Below are records; count the lines that contain "object" and give only the total.

-*-

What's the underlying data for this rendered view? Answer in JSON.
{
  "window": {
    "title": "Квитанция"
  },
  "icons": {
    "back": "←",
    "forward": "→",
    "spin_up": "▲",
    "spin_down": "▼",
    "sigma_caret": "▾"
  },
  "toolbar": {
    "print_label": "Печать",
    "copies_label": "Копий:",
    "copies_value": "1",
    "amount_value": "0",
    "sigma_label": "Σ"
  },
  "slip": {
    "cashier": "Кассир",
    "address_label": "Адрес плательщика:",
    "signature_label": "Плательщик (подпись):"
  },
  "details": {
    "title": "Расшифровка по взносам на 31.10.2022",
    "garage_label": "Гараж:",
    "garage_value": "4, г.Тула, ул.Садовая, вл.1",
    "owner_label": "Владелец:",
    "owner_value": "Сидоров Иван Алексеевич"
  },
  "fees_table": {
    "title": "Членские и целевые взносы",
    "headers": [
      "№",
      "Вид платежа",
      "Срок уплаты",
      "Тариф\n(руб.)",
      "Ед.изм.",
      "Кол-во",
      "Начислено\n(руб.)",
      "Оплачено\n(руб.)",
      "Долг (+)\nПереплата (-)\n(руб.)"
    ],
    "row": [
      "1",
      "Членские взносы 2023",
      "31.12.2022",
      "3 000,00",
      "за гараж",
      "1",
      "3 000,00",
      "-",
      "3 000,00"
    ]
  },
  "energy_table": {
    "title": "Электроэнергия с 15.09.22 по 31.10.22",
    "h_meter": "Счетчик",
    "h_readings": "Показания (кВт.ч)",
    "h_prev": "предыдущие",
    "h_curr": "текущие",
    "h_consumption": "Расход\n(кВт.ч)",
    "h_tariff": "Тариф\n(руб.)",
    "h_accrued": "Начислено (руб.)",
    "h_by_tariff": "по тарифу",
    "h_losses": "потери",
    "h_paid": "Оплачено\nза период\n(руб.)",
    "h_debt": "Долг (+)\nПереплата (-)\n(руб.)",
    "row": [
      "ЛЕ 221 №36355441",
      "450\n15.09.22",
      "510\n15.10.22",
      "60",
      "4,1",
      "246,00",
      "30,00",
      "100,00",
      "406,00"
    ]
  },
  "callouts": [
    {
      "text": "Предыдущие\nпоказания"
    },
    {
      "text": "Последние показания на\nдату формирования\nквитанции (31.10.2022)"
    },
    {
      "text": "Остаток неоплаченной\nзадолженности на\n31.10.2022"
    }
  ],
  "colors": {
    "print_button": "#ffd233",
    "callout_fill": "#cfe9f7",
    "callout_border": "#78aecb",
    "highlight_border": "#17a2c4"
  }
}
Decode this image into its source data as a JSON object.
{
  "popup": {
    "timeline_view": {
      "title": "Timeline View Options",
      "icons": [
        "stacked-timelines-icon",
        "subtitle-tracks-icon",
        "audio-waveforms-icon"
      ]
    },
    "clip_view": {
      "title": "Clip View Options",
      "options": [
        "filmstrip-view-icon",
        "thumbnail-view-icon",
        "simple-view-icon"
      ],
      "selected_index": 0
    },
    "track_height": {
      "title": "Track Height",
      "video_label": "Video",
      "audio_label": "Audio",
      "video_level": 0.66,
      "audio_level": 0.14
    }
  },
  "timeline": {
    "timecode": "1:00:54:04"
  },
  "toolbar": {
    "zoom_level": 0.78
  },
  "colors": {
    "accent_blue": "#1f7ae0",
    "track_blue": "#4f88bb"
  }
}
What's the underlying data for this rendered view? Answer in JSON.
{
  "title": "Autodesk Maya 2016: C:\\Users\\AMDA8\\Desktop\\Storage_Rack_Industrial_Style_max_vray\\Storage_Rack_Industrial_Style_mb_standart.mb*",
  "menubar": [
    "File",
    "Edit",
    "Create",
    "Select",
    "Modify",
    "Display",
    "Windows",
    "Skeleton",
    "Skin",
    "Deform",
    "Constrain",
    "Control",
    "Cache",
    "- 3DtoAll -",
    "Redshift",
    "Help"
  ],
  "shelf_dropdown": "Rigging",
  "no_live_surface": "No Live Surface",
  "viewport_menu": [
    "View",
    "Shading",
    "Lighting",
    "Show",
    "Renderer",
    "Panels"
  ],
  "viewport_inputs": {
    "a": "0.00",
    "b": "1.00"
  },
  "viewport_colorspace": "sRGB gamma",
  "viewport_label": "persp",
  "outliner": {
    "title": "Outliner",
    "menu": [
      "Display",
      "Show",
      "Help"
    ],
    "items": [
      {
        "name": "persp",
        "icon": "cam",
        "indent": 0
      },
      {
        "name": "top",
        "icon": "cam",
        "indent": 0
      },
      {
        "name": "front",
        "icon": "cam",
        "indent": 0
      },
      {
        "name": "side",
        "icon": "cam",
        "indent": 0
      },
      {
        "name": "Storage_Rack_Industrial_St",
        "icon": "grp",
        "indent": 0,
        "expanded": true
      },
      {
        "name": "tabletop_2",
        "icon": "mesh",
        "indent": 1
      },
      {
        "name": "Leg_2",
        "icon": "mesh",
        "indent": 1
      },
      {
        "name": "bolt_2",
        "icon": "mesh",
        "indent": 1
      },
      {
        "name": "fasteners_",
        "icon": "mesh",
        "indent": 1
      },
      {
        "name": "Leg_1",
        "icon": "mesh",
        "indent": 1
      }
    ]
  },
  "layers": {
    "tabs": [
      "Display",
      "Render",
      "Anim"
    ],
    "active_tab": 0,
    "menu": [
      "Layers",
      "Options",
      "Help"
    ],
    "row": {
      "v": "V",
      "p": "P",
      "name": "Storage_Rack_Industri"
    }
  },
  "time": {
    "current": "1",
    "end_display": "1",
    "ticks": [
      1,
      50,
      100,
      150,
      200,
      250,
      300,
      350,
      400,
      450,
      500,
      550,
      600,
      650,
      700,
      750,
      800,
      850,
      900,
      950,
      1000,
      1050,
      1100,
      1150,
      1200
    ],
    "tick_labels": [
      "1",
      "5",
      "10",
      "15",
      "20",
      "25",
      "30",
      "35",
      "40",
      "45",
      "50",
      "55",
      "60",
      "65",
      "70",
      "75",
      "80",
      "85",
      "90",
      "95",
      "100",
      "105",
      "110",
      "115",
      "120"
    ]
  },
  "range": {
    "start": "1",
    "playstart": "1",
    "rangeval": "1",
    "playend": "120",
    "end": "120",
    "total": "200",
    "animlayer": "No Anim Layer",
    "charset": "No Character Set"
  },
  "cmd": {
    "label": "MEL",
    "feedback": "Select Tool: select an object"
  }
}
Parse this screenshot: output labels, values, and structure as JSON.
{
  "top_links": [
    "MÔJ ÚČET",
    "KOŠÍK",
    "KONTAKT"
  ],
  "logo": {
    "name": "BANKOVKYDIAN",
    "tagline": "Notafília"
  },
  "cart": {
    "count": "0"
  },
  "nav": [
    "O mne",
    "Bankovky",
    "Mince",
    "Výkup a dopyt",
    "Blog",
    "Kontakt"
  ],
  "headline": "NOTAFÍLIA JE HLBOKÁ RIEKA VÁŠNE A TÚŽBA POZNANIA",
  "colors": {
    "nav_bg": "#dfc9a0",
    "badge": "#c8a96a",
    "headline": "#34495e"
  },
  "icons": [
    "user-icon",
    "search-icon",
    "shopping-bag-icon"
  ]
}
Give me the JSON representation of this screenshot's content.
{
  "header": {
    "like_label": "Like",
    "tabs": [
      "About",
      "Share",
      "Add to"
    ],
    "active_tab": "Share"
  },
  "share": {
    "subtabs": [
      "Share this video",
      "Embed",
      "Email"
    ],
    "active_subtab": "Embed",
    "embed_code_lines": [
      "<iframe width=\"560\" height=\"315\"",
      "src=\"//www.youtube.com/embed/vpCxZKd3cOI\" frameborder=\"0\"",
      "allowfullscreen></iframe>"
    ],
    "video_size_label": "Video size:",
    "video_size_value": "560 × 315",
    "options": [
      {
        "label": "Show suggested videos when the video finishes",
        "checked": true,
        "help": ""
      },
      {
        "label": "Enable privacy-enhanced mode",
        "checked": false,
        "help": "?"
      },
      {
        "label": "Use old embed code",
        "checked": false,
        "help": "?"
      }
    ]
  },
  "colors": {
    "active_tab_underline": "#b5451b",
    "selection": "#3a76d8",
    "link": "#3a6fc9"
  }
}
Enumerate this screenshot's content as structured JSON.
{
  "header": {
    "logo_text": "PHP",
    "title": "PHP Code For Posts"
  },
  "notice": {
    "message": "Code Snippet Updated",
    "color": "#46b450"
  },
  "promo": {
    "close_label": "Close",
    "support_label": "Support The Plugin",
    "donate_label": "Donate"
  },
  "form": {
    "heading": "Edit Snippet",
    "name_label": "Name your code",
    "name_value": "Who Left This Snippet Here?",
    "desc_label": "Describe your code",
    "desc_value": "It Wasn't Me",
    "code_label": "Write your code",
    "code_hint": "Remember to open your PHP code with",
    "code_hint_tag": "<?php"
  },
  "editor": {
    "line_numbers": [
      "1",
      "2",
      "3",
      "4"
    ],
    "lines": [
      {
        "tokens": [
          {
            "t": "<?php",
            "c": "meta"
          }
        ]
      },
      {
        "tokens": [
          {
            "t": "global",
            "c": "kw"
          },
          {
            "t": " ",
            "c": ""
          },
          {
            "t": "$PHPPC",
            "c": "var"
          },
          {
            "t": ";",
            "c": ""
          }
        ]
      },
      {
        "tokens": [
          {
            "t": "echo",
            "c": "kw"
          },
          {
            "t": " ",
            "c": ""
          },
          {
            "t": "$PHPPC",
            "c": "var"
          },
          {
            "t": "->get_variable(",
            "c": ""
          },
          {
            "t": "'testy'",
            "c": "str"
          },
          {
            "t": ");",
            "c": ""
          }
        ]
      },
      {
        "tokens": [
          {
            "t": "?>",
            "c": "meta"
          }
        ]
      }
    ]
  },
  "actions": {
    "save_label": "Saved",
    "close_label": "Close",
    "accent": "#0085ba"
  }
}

-*-

Result of this exercise
2